Provided data:

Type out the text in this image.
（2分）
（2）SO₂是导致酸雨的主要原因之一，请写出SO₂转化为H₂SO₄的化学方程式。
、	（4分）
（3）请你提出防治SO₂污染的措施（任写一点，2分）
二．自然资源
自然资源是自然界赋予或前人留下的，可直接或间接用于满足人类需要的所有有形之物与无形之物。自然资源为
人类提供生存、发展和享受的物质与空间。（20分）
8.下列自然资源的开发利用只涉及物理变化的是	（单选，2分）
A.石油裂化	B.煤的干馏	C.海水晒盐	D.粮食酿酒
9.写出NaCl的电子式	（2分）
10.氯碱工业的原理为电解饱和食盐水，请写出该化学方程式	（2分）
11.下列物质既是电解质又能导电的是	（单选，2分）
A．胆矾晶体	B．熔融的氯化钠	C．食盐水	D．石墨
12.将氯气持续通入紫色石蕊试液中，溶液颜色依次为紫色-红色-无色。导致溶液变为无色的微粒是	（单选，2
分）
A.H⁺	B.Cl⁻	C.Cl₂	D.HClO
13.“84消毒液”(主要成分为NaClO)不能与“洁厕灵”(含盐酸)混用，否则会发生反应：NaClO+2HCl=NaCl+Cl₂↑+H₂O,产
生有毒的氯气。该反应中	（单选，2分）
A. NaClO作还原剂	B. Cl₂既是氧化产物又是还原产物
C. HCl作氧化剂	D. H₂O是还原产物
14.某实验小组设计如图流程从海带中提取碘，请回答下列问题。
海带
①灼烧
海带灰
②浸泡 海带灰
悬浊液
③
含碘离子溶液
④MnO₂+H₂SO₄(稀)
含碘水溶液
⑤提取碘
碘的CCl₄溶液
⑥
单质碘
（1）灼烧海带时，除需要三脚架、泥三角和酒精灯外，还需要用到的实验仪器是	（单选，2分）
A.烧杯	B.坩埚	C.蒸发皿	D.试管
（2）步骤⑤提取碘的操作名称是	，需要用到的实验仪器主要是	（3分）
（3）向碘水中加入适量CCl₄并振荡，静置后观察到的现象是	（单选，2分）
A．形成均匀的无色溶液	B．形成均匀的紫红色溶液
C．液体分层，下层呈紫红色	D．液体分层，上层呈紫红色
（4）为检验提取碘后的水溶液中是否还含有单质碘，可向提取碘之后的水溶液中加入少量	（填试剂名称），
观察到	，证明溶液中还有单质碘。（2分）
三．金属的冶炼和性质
...
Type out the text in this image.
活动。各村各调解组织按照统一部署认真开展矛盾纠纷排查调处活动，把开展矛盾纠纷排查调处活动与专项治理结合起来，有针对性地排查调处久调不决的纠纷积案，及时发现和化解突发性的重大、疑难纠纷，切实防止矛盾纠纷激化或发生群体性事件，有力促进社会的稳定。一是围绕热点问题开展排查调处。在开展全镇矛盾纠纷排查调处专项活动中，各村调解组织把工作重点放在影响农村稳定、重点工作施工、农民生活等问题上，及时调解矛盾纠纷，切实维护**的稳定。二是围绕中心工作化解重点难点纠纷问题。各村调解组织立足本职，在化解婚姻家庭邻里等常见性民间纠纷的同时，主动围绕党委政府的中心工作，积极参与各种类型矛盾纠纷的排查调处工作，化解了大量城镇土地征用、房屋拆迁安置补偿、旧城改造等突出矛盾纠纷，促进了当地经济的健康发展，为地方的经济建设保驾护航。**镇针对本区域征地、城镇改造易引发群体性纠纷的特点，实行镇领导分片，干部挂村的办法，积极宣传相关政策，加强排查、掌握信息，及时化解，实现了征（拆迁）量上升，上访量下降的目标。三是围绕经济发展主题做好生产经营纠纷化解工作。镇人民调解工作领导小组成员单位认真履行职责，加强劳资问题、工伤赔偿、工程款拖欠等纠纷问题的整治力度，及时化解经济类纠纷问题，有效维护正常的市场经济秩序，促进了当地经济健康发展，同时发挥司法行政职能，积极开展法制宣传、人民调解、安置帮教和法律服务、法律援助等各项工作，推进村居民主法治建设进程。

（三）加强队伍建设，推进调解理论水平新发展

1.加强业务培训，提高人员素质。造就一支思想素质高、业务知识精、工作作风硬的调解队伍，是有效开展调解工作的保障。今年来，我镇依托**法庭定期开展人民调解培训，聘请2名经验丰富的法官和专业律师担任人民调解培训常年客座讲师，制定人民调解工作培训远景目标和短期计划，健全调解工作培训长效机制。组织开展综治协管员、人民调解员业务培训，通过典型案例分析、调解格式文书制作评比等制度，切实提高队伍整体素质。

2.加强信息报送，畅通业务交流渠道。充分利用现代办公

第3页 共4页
* * *
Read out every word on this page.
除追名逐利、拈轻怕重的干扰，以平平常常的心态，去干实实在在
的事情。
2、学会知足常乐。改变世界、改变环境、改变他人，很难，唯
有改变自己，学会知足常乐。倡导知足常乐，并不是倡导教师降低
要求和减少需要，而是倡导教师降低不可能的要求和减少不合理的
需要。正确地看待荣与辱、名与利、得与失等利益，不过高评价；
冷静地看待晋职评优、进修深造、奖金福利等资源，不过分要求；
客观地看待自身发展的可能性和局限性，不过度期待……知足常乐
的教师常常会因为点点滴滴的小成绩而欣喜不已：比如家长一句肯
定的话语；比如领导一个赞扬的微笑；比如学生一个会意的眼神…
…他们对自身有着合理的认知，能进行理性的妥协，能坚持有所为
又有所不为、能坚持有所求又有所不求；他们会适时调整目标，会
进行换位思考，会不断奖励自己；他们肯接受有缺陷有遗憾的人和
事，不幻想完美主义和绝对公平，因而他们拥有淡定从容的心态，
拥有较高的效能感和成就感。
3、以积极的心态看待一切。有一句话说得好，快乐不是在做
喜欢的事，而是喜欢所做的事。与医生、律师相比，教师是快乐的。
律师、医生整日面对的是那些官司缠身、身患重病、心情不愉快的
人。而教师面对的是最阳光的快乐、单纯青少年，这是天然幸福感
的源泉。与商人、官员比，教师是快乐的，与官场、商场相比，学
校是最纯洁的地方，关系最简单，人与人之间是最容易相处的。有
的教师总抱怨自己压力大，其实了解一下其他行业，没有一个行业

Task directions: Within the data above, count the lines that contain the string "学会知足常乐"; the reply is the number alone.

Output for this task: 2